DATA LINES

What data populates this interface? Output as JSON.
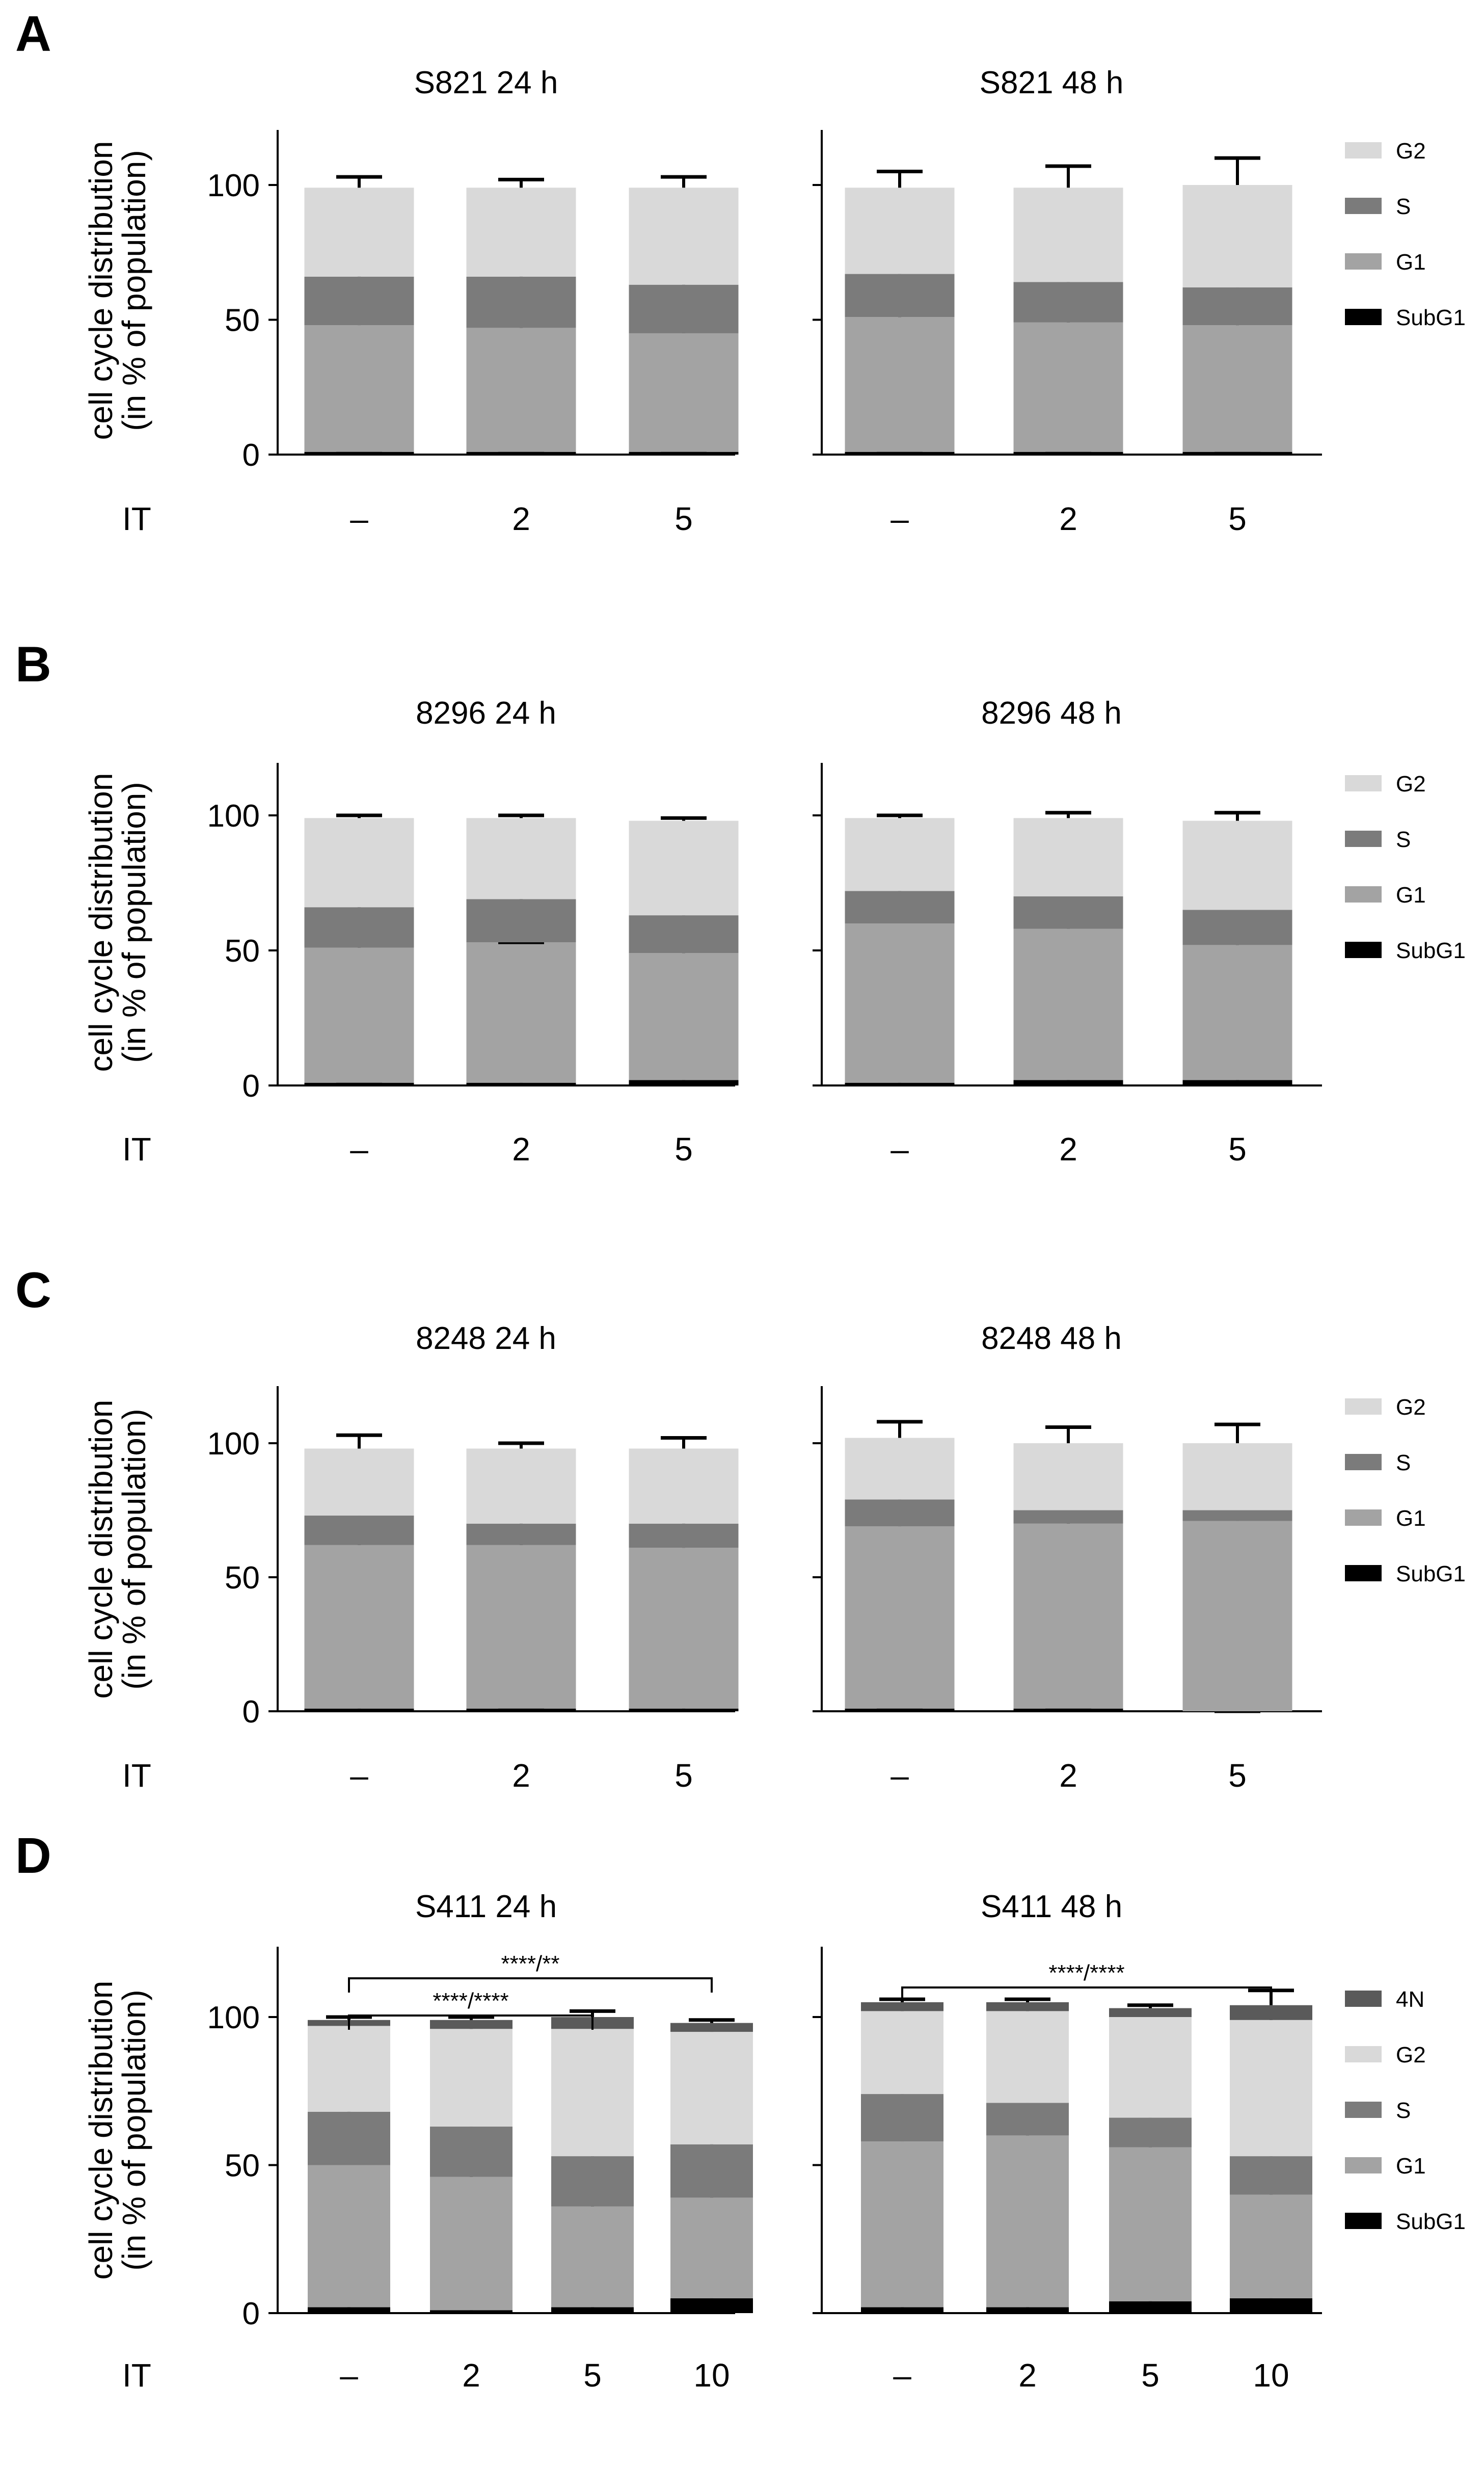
{
  "colors": {
    "G2": "#d9d9d9",
    "S": "#7b7b7b",
    "G1": "#a3a3a3",
    "SubG1": "#000000",
    "4N": "#5a5a5a",
    "axis": "#000000"
  },
  "labels": {
    "y_axis_line1": "cell cycle distribution",
    "y_axis_line2": "(in % of population)",
    "treatment_label": "IT"
  },
  "chart_data": [
    {
      "panel": "A",
      "type": "bar",
      "stacked": true,
      "legend": [
        "G2",
        "S",
        "G1",
        "SubG1"
      ],
      "ylim": [
        0,
        120
      ],
      "yticks": [
        "0",
        "50",
        "100"
      ],
      "subplots": [
        {
          "title": "S821 24 h",
          "categories": [
            "–",
            "2",
            "5"
          ],
          "series": [
            {
              "name": "SubG1",
              "values": [
                1,
                1,
                1
              ],
              "errors": [
                0,
                0,
                0
              ]
            },
            {
              "name": "G1",
              "values": [
                47,
                46,
                44
              ],
              "errors": [
                5,
                4,
                5
              ]
            },
            {
              "name": "S",
              "values": [
                18,
                19,
                18
              ],
              "errors": [
                3,
                2,
                3
              ]
            },
            {
              "name": "G2",
              "values": [
                33,
                33,
                36
              ],
              "errors": [
                4,
                3,
                4
              ]
            }
          ]
        },
        {
          "title": "S821 48 h",
          "categories": [
            "–",
            "2",
            "5"
          ],
          "series": [
            {
              "name": "SubG1",
              "values": [
                1,
                1,
                1
              ],
              "errors": [
                0,
                0,
                0
              ]
            },
            {
              "name": "G1",
              "values": [
                50,
                48,
                47
              ],
              "errors": [
                8,
                10,
                13
              ]
            },
            {
              "name": "S",
              "values": [
                16,
                15,
                14
              ],
              "errors": [
                7,
                5,
                5
              ]
            },
            {
              "name": "G2",
              "values": [
                32,
                35,
                38
              ],
              "errors": [
                6,
                8,
                10
              ]
            }
          ]
        }
      ]
    },
    {
      "panel": "B",
      "type": "bar",
      "stacked": true,
      "legend": [
        "G2",
        "S",
        "G1",
        "SubG1"
      ],
      "ylim": [
        0,
        120
      ],
      "yticks": [
        "0",
        "50",
        "100"
      ],
      "subplots": [
        {
          "title": "8296 24 h",
          "categories": [
            "–",
            "2",
            "5"
          ],
          "series": [
            {
              "name": "SubG1",
              "values": [
                1,
                1,
                2
              ],
              "errors": [
                0,
                1,
                1
              ]
            },
            {
              "name": "G1",
              "values": [
                50,
                52,
                47
              ],
              "errors": [
                1,
                0,
                2
              ]
            },
            {
              "name": "S",
              "values": [
                15,
                16,
                14
              ],
              "errors": [
                2,
                2,
                2
              ]
            },
            {
              "name": "G2",
              "values": [
                33,
                30,
                35
              ],
              "errors": [
                1,
                1,
                1
              ]
            }
          ]
        },
        {
          "title": "8296 48 h",
          "categories": [
            "–",
            "2",
            "5"
          ],
          "series": [
            {
              "name": "SubG1",
              "values": [
                1,
                2,
                2
              ],
              "errors": [
                3,
                3,
                3
              ]
            },
            {
              "name": "G1",
              "values": [
                59,
                56,
                50
              ],
              "errors": [
                1,
                2,
                4
              ]
            },
            {
              "name": "S",
              "values": [
                12,
                12,
                13
              ],
              "errors": [
                4,
                3,
                6
              ]
            },
            {
              "name": "G2",
              "values": [
                27,
                29,
                33
              ],
              "errors": [
                1,
                2,
                3
              ]
            }
          ]
        }
      ]
    },
    {
      "panel": "C",
      "type": "bar",
      "stacked": true,
      "legend": [
        "G2",
        "S",
        "G1",
        "SubG1"
      ],
      "ylim": [
        0,
        120
      ],
      "yticks": [
        "0",
        "50",
        "100"
      ],
      "subplots": [
        {
          "title": "8248 24 h",
          "categories": [
            "–",
            "2",
            "5"
          ],
          "series": [
            {
              "name": "SubG1",
              "values": [
                1,
                1,
                1
              ],
              "errors": [
                1,
                0,
                1
              ]
            },
            {
              "name": "G1",
              "values": [
                61,
                61,
                60
              ],
              "errors": [
                5,
                3,
                5
              ]
            },
            {
              "name": "S",
              "values": [
                11,
                8,
                9
              ],
              "errors": [
                2,
                1,
                1
              ]
            },
            {
              "name": "G2",
              "values": [
                25,
                28,
                28
              ],
              "errors": [
                5,
                2,
                4
              ]
            }
          ]
        },
        {
          "title": "8248 48 h",
          "categories": [
            "–",
            "2",
            "5"
          ],
          "series": [
            {
              "name": "SubG1",
              "values": [
                1,
                1,
                0
              ],
              "errors": [
                0,
                0,
                0
              ]
            },
            {
              "name": "G1",
              "values": [
                68,
                69,
                71
              ],
              "errors": [
                6,
                3,
                3
              ]
            },
            {
              "name": "S",
              "values": [
                10,
                5,
                4
              ],
              "errors": [
                5,
                2,
                2
              ]
            },
            {
              "name": "G2",
              "values": [
                23,
                25,
                25
              ],
              "errors": [
                6,
                6,
                7
              ]
            }
          ]
        }
      ]
    },
    {
      "panel": "D",
      "type": "bar",
      "stacked": true,
      "legend": [
        "4N",
        "G2",
        "S",
        "G1",
        "SubG1"
      ],
      "ylim": [
        0,
        125
      ],
      "yticks": [
        "0",
        "50",
        "100"
      ],
      "subplots": [
        {
          "title": "S411 24 h",
          "categories": [
            "–",
            "2",
            "5",
            "10"
          ],
          "series": [
            {
              "name": "SubG1",
              "values": [
                2,
                1,
                2,
                5
              ],
              "errors": [
                2,
                1,
                1,
                5
              ]
            },
            {
              "name": "G1",
              "values": [
                48,
                45,
                34,
                34
              ],
              "errors": [
                2,
                2,
                5,
                2
              ]
            },
            {
              "name": "S",
              "values": [
                18,
                17,
                17,
                18
              ],
              "errors": [
                2,
                3,
                4,
                4
              ]
            },
            {
              "name": "G2",
              "values": [
                29,
                33,
                43,
                38
              ],
              "errors": [
                1,
                1,
                3,
                1
              ]
            },
            {
              "name": "4N",
              "values": [
                2,
                3,
                4,
                3
              ],
              "errors": [
                1,
                1,
                2,
                1
              ]
            }
          ],
          "significance": [
            {
              "from": 0,
              "to": 3,
              "label": "****/**"
            },
            {
              "from": 0,
              "to": 2,
              "label": "****/****"
            }
          ]
        },
        {
          "title": "S411 48 h",
          "categories": [
            "–",
            "2",
            "5",
            "10"
          ],
          "series": [
            {
              "name": "SubG1",
              "values": [
                2,
                2,
                4,
                5
              ],
              "errors": [
                1,
                1,
                1,
                1
              ]
            },
            {
              "name": "G1",
              "values": [
                56,
                58,
                52,
                35
              ],
              "errors": [
                4,
                5,
                4,
                7
              ]
            },
            {
              "name": "S",
              "values": [
                16,
                11,
                10,
                13
              ],
              "errors": [
                3,
                4,
                2,
                3
              ]
            },
            {
              "name": "G2",
              "values": [
                28,
                31,
                34,
                46
              ],
              "errors": [
                1,
                1,
                1,
                2
              ]
            },
            {
              "name": "4N",
              "values": [
                3,
                3,
                3,
                5
              ],
              "errors": [
                1,
                1,
                1,
                5
              ]
            }
          ],
          "significance": [
            {
              "from": 0,
              "to": 3,
              "label": "****/****"
            }
          ]
        }
      ]
    }
  ]
}
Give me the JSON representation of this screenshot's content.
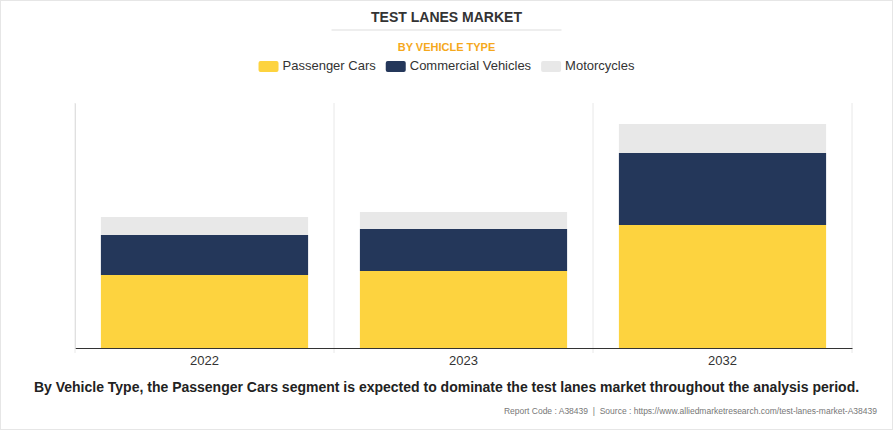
{
  "chart_data": {
    "type": "bar",
    "title": "TEST LANES MARKET",
    "subtitle": "BY VEHICLE TYPE",
    "categories": [
      "2022",
      "2023",
      "2032"
    ],
    "series": [
      {
        "name": "Passenger Cars",
        "color": "#fdd33f",
        "values": [
          73,
          77,
          123
        ]
      },
      {
        "name": "Commercial Vehicles",
        "color": "#24375a",
        "values": [
          40,
          42,
          72
        ]
      },
      {
        "name": "Motorcycles",
        "color": "#e8e8e8",
        "values": [
          18,
          17,
          29
        ]
      }
    ],
    "stacked": true,
    "legend": "top",
    "tick_labels": "x",
    "ylim": [
      0,
      245
    ],
    "yticks": [],
    "caption": "By Vehicle Type, the Passenger Cars segment is expected to dominate the test lanes market throughout the analysis period.",
    "source": "Report Code : A38439  |  Source : https://www.alliedmarketresearch.com/test-lanes-market-A38439"
  }
}
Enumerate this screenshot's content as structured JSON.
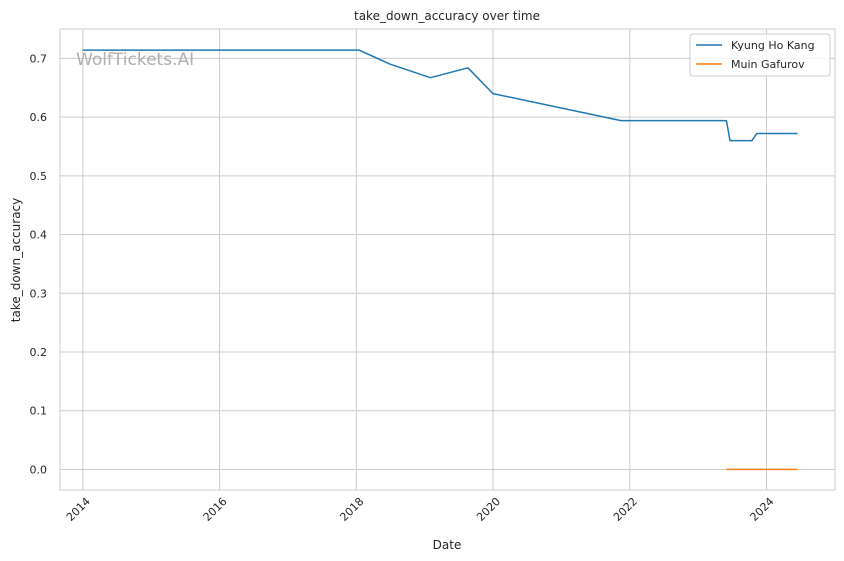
{
  "chart_data": {
    "type": "line",
    "title": "take_down_accuracy over time",
    "xlabel": "Date",
    "ylabel": "take_down_accuracy",
    "watermark": "WolfTickets.AI",
    "xlim": [
      "2013-09-01",
      "2025-01-01"
    ],
    "ylim": [
      -0.035,
      0.75
    ],
    "x_ticks": [
      "2014",
      "2016",
      "2018",
      "2020",
      "2022",
      "2024"
    ],
    "y_ticks": [
      "0.0",
      "0.1",
      "0.2",
      "0.3",
      "0.4",
      "0.5",
      "0.6",
      "0.7"
    ],
    "grid": true,
    "legend_position": "top-right",
    "series": [
      {
        "name": "Kyung Ho Kang",
        "color": "#1f77b4",
        "points": [
          {
            "x": "2014-01-01",
            "y": 0.714
          },
          {
            "x": "2018-01-15",
            "y": 0.714
          },
          {
            "x": "2018-07-01",
            "y": 0.69
          },
          {
            "x": "2019-02-01",
            "y": 0.667
          },
          {
            "x": "2019-08-20",
            "y": 0.684
          },
          {
            "x": "2020-01-01",
            "y": 0.64
          },
          {
            "x": "2021-11-15",
            "y": 0.594
          },
          {
            "x": "2023-06-01",
            "y": 0.594
          },
          {
            "x": "2023-06-20",
            "y": 0.56
          },
          {
            "x": "2023-10-15",
            "y": 0.56
          },
          {
            "x": "2023-11-10",
            "y": 0.572
          },
          {
            "x": "2024-06-15",
            "y": 0.572
          }
        ]
      },
      {
        "name": "Muin Gafurov",
        "color": "#ff7f0e",
        "points": [
          {
            "x": "2023-06-01",
            "y": 0.0
          },
          {
            "x": "2024-06-15",
            "y": 0.0
          }
        ]
      }
    ]
  }
}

EXERCISE AIM
State the number of lines in the preceding entries that include the word "Cars". Provide nothing else.

COMPLETE OUTPUT
2